━━━━━ Given information
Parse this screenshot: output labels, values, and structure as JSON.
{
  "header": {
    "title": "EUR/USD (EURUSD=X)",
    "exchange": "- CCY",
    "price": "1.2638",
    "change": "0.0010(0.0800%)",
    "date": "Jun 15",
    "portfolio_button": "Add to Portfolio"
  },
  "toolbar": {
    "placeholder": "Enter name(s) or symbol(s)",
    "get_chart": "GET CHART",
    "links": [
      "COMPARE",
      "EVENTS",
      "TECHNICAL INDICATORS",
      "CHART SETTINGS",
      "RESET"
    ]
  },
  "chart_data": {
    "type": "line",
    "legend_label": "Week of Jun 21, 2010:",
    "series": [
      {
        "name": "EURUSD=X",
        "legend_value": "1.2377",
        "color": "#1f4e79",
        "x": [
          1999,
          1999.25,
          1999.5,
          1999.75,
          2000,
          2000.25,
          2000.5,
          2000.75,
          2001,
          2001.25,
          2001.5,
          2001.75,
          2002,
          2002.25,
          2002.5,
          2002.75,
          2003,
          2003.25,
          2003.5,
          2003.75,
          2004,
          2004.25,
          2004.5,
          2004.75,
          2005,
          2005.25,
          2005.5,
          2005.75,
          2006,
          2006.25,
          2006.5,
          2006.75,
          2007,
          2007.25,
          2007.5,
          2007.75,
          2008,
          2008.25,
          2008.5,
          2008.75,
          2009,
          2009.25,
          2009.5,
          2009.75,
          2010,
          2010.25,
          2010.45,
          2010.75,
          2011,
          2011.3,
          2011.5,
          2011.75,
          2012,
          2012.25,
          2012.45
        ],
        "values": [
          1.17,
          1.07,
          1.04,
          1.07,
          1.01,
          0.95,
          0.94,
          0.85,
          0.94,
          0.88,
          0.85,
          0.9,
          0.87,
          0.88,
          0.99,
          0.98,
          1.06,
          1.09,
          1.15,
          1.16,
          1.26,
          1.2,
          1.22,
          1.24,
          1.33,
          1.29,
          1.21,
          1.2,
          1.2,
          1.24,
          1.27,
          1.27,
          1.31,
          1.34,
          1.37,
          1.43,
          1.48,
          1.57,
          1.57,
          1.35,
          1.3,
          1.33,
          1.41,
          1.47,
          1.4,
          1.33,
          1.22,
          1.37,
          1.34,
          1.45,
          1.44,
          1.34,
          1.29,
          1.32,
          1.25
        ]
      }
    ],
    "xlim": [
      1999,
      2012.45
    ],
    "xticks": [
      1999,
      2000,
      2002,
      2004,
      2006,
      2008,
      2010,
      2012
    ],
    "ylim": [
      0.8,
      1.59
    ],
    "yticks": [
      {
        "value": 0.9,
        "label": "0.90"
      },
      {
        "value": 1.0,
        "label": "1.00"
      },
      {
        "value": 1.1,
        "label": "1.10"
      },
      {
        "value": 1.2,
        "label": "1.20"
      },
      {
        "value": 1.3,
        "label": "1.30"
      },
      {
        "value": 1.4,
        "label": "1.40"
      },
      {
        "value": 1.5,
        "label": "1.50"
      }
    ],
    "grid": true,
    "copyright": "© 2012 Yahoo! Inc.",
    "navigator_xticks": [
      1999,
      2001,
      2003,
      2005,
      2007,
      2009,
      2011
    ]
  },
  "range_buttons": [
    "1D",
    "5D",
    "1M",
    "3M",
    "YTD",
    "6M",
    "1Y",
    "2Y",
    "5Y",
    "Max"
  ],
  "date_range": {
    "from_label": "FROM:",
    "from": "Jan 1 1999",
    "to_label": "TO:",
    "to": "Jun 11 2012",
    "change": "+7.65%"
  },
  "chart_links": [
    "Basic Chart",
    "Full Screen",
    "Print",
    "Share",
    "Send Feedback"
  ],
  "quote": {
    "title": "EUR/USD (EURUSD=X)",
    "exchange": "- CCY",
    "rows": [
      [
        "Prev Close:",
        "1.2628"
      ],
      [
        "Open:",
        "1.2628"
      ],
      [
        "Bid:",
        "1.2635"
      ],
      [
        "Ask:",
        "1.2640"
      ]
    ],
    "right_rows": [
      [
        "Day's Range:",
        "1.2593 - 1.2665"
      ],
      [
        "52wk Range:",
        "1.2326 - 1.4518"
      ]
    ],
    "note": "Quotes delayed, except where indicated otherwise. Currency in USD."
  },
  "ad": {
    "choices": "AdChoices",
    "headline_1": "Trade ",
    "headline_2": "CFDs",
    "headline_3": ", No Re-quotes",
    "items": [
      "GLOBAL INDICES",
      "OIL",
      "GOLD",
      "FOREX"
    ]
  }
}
━━━━━━━━━━
Do this> Retype the listing exactly, in full.

Exercise answer>
Parse this screenshot: output labels, values, and structure as JSON.
{
  "header": {
    "title": "EUR/USD (EURUSD=X)",
    "exchange": "- CCY",
    "price": "1.2638",
    "change": "0.0010(0.0800%)",
    "date": "Jun 15",
    "portfolio_button": "Add to Portfolio"
  },
  "toolbar": {
    "placeholder": "Enter name(s) or symbol(s)",
    "get_chart": "GET CHART",
    "links": [
      "COMPARE",
      "EVENTS",
      "TECHNICAL INDICATORS",
      "CHART SETTINGS",
      "RESET"
    ]
  },
  "chart_data": {
    "type": "line",
    "legend_label": "Week of Jun 21, 2010:",
    "series": [
      {
        "name": "EURUSD=X",
        "legend_value": "1.2377",
        "color": "#1f4e79",
        "x": [
          1999,
          1999.25,
          1999.5,
          1999.75,
          2000,
          2000.25,
          2000.5,
          2000.75,
          2001,
          2001.25,
          2001.5,
          2001.75,
          2002,
          2002.25,
          2002.5,
          2002.75,
          2003,
          2003.25,
          2003.5,
          2003.75,
          2004,
          2004.25,
          2004.5,
          2004.75,
          2005,
          2005.25,
          2005.5,
          2005.75,
          2006,
          2006.25,
          2006.5,
          2006.75,
          2007,
          2007.25,
          2007.5,
          2007.75,
          2008,
          2008.25,
          2008.5,
          2008.75,
          2009,
          2009.25,
          2009.5,
          2009.75,
          2010,
          2010.25,
          2010.45,
          2010.75,
          2011,
          2011.3,
          2011.5,
          2011.75,
          2012,
          2012.25,
          2012.45
        ],
        "values": [
          1.17,
          1.07,
          1.04,
          1.07,
          1.01,
          0.95,
          0.94,
          0.85,
          0.94,
          0.88,
          0.85,
          0.9,
          0.87,
          0.88,
          0.99,
          0.98,
          1.06,
          1.09,
          1.15,
          1.16,
          1.26,
          1.2,
          1.22,
          1.24,
          1.33,
          1.29,
          1.21,
          1.2,
          1.2,
          1.24,
          1.27,
          1.27,
          1.31,
          1.34,
          1.37,
          1.43,
          1.48,
          1.57,
          1.57,
          1.35,
          1.3,
          1.33,
          1.41,
          1.47,
          1.4,
          1.33,
          1.22,
          1.37,
          1.34,
          1.45,
          1.44,
          1.34,
          1.29,
          1.32,
          1.25
        ]
      }
    ],
    "xlim": [
      1999,
      2012.45
    ],
    "xticks": [
      1999,
      2000,
      2002,
      2004,
      2006,
      2008,
      2010,
      2012
    ],
    "ylim": [
      0.8,
      1.59
    ],
    "yticks": [
      {
        "value": 0.9,
        "label": "0.90"
      },
      {
        "value": 1.0,
        "label": "1.00"
      },
      {
        "value": 1.1,
        "label": "1.10"
      },
      {
        "value": 1.2,
        "label": "1.20"
      },
      {
        "value": 1.3,
        "label": "1.30"
      },
      {
        "value": 1.4,
        "label": "1.40"
      },
      {
        "value": 1.5,
        "label": "1.50"
      }
    ],
    "grid": true,
    "copyright": "© 2012 Yahoo! Inc.",
    "navigator_xticks": [
      1999,
      2001,
      2003,
      2005,
      2007,
      2009,
      2011
    ]
  },
  "range_buttons": [
    "1D",
    "5D",
    "1M",
    "3M",
    "YTD",
    "6M",
    "1Y",
    "2Y",
    "5Y",
    "Max"
  ],
  "date_range": {
    "from_label": "FROM:",
    "from": "Jan 1 1999",
    "to_label": "TO:",
    "to": "Jun 11 2012",
    "change": "+7.65%"
  },
  "chart_links": [
    "Basic Chart",
    "Full Screen",
    "Print",
    "Share",
    "Send Feedback"
  ],
  "quote": {
    "title": "EUR/USD (EURUSD=X)",
    "exchange": "- CCY",
    "rows": [
      [
        "Prev Close:",
        "1.2628"
      ],
      [
        "Open:",
        "1.2628"
      ],
      [
        "Bid:",
        "1.2635"
      ],
      [
        "Ask:",
        "1.2640"
      ]
    ],
    "right_rows": [
      [
        "Day's Range:",
        "1.2593 - 1.2665"
      ],
      [
        "52wk Range:",
        "1.2326 - 1.4518"
      ]
    ],
    "note": "Quotes delayed, except where indicated otherwise. Currency in USD."
  },
  "ad": {
    "choices": "AdChoices",
    "headline_1": "Trade ",
    "headline_2": "CFDs",
    "headline_3": ", No Re-quotes",
    "items": [
      "GLOBAL INDICES",
      "OIL",
      "GOLD",
      "FOREX"
    ]
  }
}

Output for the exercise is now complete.